═════ Page excerpt ═════

Reusable React environment and components for creating visualization engines.

Contents


Setup and Installation

datawheel-canon is published on NPM, and should be installed just like any other node package:

npm i datawheel-canon

Once installed, the following file structure is required:

.
├── app/
│   ├── reducers/
│   │   └── index.js
│   └── routes.jsx
├── static/
└── package.json

The app/routes.jsx file must export a function that returns a react-router component. Here is an example starter boilerplate:

import React from "react";
import {Route} from "react-router";
 
const App = () => "Hello World";
 
export default () => <Route path="/" component={App}></Route>;

Additionally, in order to support custom Redux action/reducer cycles, an app/reducers/index.js file must be present, even if only exporting an empty object:

export default {};

Once those files are in place, simply run canon-dev to spin up the development server. The most common use-case would be to add a "scripts" object to your package.json like this:

"scripts"{
  "dev": "canon-dev"
}

Now, you can simply execute npm run dev from your shell.


Deployment

Separate from the canon-dev script, datawheel-canon makes 2 scripts available for deploying production ready builds:

"scripts"{
  "build": "canon-build",
  "start": "canon-start"
}

canon-build will compile the necessary server and client bundles, and canon-start will start an Express server on the default port.


Localization

In order to enable localization for a datawheel-canon site, you must first define the available languages as an environment variable:

export CANON_LANGUAGES="en,es"

═════

[To be done]:
- a) In the datawheel-canon excerpt, can you rewrite the paragraph beginning "canon-build will compile" as a short list?
- b) Which commands starting with "canon-" does the datawheel-canon excerpt name? List every one.
- c) Could you return the section of the datawheel-canon excerpt that begins with the words containing "Additionally, in order" and ends with "from your shell.", copied word for word?
The data after this excerpt is separate material.

═════ Raw data ═════

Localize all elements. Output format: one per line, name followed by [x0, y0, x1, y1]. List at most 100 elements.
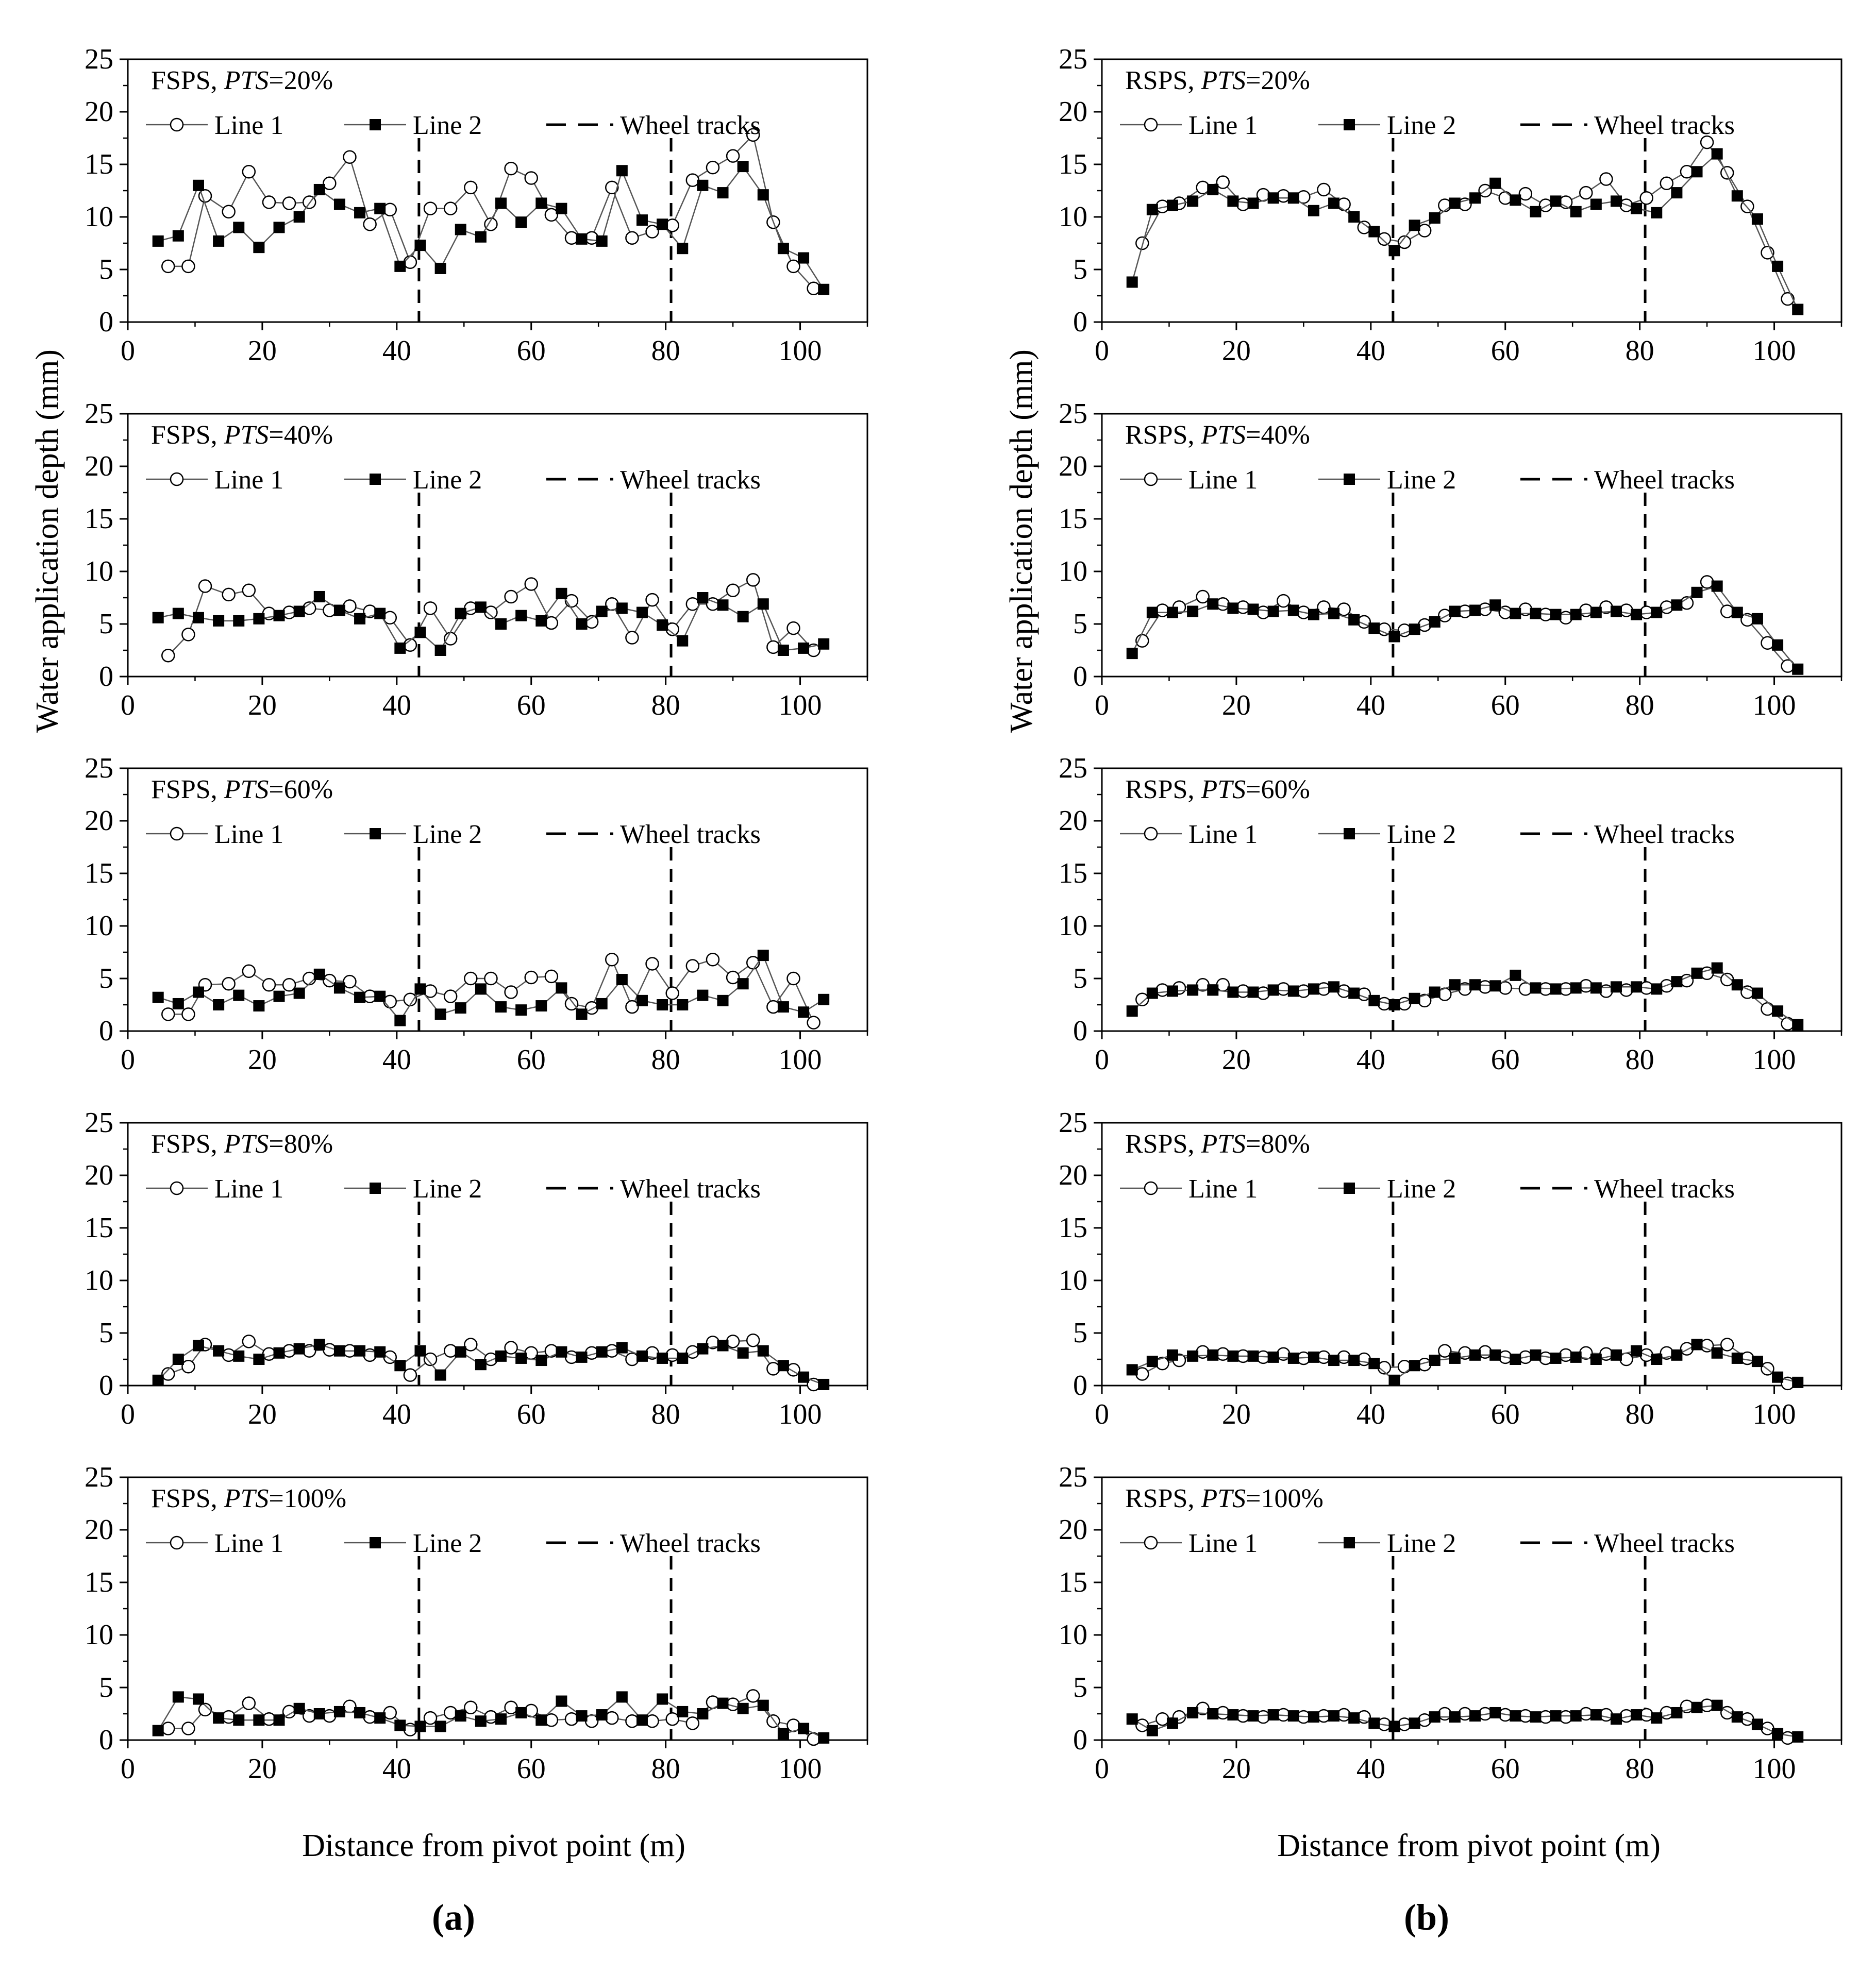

═════

[Worked solutions]:
- a)
- canon-build: compiles the necessary server and client bundles
- canon-start: starts an Express server on the default port

- b)
- canon-dev
- canon-build
- canon-start

- c)
Additionally, in order to support custom Redux action/reducer cycles, an app/reducers/index.js file must be present, even if only exporting an empty object:

export default {};

Once those files are in place, simply run canon-dev to spin up the development server. The most common use-case would be to add a "scripts" object to your package.json like this:

"scripts"{
  "dev": "canon-dev"
}

Now, you can simply execute npm run dev from your shell.